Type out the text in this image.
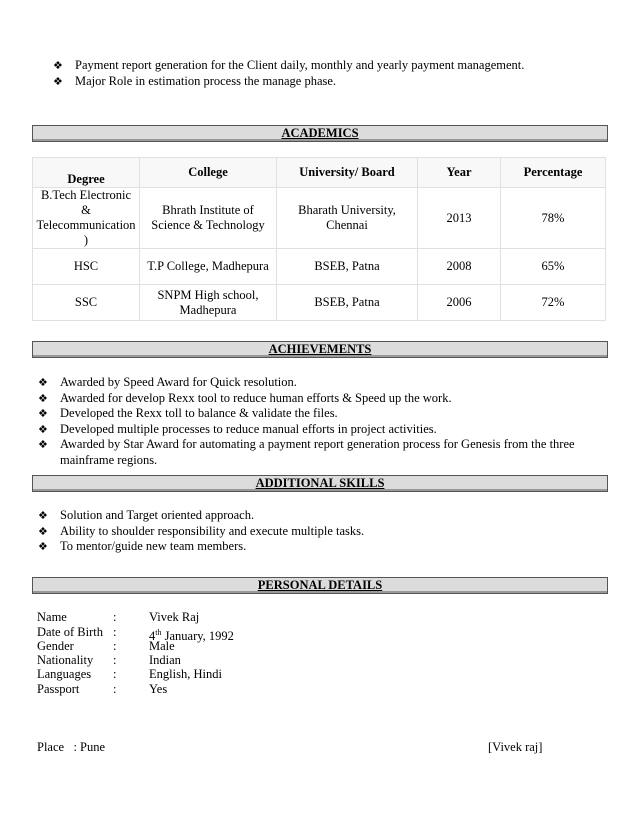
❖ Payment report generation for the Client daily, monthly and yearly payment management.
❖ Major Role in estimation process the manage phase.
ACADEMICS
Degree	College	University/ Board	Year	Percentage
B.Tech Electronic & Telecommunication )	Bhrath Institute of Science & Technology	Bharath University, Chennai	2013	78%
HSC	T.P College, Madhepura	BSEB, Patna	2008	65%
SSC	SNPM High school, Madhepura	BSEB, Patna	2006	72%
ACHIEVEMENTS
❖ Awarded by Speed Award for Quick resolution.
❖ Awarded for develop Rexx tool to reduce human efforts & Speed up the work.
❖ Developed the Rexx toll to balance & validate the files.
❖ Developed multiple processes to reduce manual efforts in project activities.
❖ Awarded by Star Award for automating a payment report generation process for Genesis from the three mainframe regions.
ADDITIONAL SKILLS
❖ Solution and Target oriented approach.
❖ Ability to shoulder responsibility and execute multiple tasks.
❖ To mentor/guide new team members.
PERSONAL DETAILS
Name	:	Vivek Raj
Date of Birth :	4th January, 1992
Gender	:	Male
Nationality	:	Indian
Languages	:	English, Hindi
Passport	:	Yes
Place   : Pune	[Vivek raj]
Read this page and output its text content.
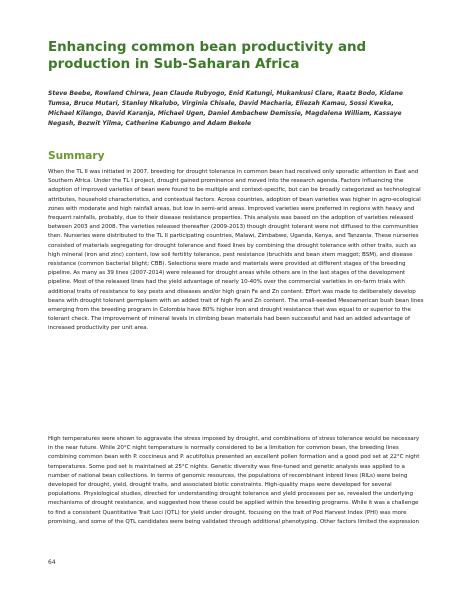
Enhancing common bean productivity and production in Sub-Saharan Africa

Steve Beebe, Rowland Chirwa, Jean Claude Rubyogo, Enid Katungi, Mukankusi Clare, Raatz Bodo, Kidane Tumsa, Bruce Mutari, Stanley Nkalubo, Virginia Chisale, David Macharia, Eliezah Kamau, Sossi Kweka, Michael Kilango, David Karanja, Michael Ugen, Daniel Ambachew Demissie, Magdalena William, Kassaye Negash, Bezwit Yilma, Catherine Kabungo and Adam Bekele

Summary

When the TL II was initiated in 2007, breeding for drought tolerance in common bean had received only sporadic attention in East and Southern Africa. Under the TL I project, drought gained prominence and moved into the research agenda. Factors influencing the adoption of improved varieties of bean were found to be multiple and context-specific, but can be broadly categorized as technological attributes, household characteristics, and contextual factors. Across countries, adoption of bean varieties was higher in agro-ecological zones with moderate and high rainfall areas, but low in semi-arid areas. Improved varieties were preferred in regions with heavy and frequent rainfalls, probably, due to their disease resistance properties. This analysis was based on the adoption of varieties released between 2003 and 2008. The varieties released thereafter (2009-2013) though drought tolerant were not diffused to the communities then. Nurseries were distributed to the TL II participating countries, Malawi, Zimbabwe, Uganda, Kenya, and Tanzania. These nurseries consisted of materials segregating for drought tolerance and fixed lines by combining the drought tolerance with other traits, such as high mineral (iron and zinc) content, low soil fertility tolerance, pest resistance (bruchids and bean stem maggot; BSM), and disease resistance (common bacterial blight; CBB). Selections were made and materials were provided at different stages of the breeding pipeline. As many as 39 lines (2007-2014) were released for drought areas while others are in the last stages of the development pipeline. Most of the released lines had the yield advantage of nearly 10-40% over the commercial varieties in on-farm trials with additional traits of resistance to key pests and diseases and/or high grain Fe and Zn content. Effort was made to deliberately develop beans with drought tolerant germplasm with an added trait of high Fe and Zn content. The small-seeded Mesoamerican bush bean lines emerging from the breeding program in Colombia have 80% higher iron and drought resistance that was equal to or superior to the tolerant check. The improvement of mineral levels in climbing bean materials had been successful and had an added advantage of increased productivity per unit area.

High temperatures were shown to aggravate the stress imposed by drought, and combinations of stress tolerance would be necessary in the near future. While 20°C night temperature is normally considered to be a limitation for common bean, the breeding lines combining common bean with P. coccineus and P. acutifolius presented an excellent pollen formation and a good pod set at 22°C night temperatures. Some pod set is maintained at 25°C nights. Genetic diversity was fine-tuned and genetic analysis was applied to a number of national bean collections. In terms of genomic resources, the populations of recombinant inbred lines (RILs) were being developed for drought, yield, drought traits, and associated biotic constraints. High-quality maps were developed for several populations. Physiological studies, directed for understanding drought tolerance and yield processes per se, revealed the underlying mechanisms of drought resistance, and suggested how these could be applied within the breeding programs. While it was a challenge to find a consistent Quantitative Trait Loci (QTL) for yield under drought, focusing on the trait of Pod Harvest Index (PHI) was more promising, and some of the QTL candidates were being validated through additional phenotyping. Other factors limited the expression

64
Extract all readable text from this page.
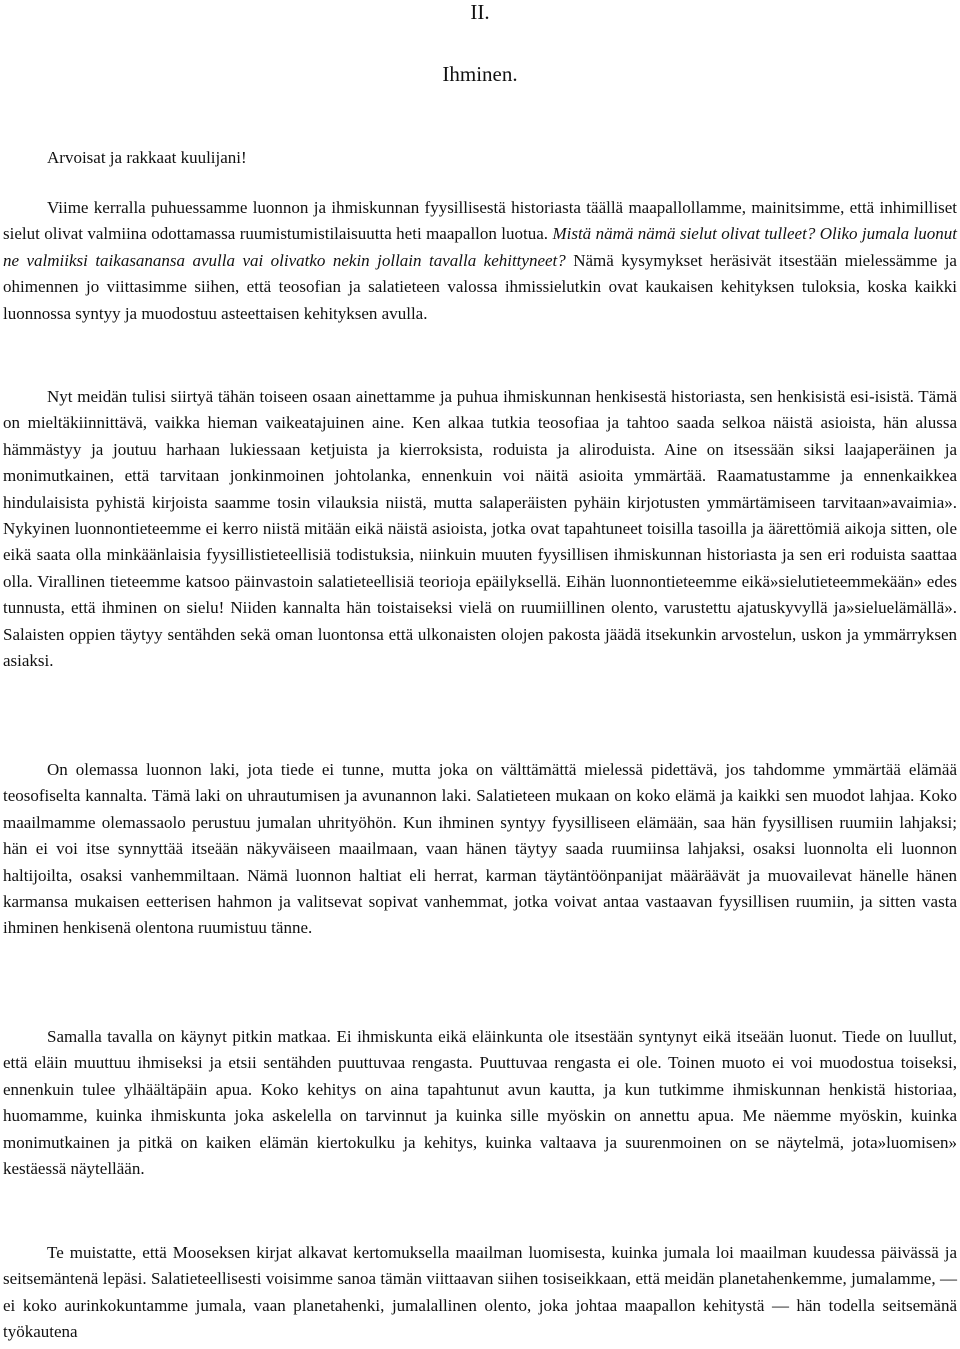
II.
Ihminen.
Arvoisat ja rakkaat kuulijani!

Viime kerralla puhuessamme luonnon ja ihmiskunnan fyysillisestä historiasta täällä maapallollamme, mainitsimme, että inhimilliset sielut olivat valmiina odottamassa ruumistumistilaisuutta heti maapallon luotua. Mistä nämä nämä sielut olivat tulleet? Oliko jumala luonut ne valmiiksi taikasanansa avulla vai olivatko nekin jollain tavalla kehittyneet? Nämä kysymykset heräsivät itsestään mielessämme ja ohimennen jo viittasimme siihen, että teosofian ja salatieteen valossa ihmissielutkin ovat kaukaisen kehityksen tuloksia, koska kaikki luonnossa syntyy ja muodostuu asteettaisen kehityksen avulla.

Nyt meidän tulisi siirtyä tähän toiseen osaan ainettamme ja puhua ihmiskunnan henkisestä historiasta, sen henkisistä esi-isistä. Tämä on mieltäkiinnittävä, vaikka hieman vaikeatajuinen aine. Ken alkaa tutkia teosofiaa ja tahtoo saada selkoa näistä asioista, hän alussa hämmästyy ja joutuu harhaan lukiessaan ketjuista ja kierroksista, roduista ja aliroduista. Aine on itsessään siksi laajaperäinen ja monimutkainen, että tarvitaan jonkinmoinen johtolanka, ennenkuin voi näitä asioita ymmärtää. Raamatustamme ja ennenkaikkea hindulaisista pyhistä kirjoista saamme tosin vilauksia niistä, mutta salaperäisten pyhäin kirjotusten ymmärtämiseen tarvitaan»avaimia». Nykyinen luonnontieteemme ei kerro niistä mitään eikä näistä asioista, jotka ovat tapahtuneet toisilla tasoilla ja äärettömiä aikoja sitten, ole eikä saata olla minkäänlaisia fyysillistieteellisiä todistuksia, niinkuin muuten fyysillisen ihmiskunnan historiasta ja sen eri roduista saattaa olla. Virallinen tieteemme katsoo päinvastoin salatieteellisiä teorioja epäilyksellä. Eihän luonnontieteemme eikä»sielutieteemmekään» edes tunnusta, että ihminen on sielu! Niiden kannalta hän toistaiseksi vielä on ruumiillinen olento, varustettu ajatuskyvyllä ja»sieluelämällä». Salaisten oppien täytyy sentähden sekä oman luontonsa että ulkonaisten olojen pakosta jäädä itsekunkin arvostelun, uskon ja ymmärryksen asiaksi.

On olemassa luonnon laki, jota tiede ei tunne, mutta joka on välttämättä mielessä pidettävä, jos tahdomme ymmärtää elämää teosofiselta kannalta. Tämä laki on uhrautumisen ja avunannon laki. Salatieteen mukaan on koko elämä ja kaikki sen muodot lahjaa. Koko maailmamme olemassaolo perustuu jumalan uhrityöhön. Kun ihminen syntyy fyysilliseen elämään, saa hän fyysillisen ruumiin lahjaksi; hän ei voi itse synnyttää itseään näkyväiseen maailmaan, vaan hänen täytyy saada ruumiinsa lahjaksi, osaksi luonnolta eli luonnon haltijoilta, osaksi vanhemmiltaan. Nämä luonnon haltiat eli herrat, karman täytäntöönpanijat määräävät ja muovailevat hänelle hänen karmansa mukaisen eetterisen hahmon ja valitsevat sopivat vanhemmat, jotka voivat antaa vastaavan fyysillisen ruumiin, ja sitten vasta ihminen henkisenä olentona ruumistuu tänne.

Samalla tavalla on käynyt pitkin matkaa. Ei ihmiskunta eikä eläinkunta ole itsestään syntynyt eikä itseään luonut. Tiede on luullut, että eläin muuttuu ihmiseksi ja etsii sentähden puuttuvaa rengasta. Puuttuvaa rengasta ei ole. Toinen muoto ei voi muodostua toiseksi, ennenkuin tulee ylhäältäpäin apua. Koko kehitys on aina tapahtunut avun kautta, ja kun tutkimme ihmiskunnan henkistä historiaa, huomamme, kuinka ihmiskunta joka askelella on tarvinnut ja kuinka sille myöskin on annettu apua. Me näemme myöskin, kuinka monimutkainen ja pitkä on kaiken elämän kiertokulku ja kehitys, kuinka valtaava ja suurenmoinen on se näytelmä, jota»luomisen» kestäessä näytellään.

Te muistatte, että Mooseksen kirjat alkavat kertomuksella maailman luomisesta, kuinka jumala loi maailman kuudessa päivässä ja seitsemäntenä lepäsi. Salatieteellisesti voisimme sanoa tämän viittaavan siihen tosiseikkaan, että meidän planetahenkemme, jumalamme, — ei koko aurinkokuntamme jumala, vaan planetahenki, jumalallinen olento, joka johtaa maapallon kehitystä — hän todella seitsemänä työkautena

......

◆ Exercise
Report only the number of lines, among the records above, that contain the word "Patna".

◆ Written solution
2